• Data shown
** begin **
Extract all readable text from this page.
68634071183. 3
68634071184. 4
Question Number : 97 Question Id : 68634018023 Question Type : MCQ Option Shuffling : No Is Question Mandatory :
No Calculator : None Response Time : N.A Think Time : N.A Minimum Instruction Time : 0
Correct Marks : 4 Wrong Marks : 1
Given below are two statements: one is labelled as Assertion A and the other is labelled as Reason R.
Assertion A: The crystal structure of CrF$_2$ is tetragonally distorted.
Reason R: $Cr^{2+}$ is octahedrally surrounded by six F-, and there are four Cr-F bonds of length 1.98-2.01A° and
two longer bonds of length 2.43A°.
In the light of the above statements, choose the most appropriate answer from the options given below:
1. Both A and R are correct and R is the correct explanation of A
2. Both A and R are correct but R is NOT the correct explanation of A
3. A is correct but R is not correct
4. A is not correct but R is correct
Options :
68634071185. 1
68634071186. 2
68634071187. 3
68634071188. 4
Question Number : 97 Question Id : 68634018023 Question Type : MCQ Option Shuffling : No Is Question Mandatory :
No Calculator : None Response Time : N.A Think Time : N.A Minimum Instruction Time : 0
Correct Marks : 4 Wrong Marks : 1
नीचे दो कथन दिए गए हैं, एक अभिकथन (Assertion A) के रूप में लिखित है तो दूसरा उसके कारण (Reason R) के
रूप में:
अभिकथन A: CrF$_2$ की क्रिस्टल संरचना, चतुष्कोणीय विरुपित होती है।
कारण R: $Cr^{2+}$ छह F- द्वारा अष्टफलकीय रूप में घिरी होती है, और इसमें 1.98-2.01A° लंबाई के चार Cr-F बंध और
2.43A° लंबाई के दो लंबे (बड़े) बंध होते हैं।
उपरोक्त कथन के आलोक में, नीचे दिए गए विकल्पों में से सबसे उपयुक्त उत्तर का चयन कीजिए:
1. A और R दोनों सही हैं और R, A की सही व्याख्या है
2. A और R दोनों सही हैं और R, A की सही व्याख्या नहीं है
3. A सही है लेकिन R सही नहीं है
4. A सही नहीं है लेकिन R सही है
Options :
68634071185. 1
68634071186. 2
** end **
Which lines of the material contain the string "bonds"? List each of them.

• Reply
Reason R: $Cr^{2+}$ is octahedrally surrounded by six F-, and there are four Cr-F bonds of length 1.98-2.01A° and
two longer bonds of length 2.43A°.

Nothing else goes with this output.